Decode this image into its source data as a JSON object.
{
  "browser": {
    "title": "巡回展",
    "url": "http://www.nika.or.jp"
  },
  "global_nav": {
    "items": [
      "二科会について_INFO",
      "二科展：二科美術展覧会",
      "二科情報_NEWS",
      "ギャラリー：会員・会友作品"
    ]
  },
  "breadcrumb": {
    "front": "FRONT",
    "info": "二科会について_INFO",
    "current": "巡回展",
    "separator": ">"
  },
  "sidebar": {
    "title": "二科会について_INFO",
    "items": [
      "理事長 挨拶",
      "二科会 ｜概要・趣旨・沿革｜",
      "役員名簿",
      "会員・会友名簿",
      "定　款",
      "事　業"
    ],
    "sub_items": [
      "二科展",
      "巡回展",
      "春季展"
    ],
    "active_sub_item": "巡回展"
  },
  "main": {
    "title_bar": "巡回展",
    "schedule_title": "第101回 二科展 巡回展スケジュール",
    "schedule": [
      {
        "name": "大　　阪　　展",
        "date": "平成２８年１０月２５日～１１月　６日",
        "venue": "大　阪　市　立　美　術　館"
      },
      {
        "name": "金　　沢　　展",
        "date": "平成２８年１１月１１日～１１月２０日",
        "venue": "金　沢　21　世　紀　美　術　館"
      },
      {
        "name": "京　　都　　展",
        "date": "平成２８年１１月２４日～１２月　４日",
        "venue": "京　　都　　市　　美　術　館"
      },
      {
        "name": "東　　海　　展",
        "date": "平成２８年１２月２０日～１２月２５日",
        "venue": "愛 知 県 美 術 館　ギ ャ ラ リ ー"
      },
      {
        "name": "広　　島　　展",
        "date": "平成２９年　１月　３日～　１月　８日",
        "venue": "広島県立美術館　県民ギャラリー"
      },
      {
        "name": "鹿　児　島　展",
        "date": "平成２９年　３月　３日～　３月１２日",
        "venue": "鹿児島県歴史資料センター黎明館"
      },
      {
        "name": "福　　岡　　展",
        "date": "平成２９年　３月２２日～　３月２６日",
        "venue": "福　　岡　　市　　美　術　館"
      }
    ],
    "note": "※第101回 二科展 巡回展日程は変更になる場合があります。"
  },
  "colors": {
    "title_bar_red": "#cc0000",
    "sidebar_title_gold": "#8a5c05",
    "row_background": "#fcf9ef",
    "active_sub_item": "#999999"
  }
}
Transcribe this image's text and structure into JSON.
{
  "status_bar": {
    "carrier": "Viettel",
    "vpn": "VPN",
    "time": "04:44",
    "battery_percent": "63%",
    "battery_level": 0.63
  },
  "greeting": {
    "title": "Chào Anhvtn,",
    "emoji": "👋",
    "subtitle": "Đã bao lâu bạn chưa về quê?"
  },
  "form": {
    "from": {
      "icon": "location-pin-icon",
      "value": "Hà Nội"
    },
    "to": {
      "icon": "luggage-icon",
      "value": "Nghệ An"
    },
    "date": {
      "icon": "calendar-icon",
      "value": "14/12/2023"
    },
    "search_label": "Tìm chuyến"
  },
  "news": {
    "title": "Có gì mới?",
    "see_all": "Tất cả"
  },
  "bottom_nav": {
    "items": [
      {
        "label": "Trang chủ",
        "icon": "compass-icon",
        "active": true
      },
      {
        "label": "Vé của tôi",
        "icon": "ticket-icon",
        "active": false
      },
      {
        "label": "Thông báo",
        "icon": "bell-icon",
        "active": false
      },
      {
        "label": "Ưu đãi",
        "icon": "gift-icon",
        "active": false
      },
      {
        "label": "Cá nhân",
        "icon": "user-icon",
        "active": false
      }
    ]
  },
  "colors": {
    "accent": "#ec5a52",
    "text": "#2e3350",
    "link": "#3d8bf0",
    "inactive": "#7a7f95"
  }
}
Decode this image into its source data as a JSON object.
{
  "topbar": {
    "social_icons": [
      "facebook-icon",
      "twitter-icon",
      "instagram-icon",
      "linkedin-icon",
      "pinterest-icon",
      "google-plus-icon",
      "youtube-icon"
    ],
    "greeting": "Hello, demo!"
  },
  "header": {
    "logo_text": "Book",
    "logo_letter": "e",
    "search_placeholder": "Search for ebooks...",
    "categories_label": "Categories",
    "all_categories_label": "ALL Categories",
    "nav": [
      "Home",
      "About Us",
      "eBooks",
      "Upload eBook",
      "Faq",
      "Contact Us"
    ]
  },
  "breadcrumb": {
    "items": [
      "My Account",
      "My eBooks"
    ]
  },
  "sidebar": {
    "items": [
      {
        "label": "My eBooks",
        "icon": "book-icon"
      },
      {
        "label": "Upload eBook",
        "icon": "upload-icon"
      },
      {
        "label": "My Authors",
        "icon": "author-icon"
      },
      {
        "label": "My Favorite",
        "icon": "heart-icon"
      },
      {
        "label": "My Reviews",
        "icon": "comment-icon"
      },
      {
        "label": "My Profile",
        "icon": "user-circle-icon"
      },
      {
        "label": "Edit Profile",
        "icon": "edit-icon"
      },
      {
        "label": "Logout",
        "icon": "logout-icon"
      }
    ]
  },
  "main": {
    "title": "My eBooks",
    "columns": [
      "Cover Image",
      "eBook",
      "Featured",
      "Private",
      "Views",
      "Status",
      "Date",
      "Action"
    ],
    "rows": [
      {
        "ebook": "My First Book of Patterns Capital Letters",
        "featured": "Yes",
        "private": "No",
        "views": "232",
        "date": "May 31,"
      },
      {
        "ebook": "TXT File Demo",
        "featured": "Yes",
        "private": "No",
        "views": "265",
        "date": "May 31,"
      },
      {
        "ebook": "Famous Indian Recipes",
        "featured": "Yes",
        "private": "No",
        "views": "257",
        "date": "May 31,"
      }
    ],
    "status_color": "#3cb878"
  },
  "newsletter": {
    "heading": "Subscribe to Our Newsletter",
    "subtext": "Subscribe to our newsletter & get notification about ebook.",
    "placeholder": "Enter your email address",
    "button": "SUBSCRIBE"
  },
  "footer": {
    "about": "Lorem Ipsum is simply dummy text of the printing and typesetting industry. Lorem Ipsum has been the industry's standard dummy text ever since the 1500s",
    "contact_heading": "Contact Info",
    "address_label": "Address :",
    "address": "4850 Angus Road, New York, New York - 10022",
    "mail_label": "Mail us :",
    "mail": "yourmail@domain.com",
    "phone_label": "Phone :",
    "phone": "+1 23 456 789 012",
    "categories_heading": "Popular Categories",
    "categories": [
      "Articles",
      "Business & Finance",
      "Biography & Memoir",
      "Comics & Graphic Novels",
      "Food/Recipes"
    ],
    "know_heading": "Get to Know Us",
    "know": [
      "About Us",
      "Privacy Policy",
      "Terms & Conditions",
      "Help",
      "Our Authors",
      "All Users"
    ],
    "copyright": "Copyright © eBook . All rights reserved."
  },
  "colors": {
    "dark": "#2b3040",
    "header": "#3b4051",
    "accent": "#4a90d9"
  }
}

### PROBLEM DESCRIPTION
Show the lines that mention the word "venue".

### REPLY
        "venue": "大　阪　市　立　美　術　館"
        "venue": "金　沢　21　世　紀　美　術　館"
        "venue": "京　　都　　市　　美　術　館"
        "venue": "愛 知 県 美 術 館　ギ ャ ラ リ ー"
        "venue": "広島県立美術館　県民ギャラリー"
        "venue": "鹿児島県歴史資料センター黎明館"
        "venue": "福　　岡　　市　　美　術　館"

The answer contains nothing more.